> WHAT IS REQUIRED
Wherever a line below holds the word "name", copy that line.

- - -

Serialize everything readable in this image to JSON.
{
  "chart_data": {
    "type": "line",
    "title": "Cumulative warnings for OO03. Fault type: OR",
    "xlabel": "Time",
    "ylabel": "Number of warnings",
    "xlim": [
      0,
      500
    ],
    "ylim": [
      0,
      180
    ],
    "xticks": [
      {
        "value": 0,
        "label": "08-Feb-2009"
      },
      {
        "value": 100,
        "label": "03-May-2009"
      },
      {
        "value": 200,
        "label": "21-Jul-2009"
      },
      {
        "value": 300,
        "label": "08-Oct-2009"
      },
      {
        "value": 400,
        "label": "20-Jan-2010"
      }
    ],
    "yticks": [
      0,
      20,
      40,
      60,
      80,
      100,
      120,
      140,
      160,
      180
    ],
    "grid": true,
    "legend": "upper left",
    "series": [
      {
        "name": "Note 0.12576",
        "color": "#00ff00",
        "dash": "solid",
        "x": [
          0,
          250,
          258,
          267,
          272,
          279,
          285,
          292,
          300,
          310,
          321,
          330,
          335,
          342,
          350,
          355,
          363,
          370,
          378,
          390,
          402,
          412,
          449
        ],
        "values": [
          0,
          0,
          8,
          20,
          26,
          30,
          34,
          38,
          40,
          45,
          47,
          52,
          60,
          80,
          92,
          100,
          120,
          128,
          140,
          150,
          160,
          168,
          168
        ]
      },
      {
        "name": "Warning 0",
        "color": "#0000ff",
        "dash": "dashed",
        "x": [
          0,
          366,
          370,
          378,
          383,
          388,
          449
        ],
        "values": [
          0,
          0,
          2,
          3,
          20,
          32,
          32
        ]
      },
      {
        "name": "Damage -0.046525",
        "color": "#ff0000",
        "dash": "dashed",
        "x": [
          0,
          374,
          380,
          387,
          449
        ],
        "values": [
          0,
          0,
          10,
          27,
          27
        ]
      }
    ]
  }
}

- - -

> SOLVED PROBLEM
        "name": "Note 0.12576",
        "name": "Warning 0",
        "name": "Damage -0.046525",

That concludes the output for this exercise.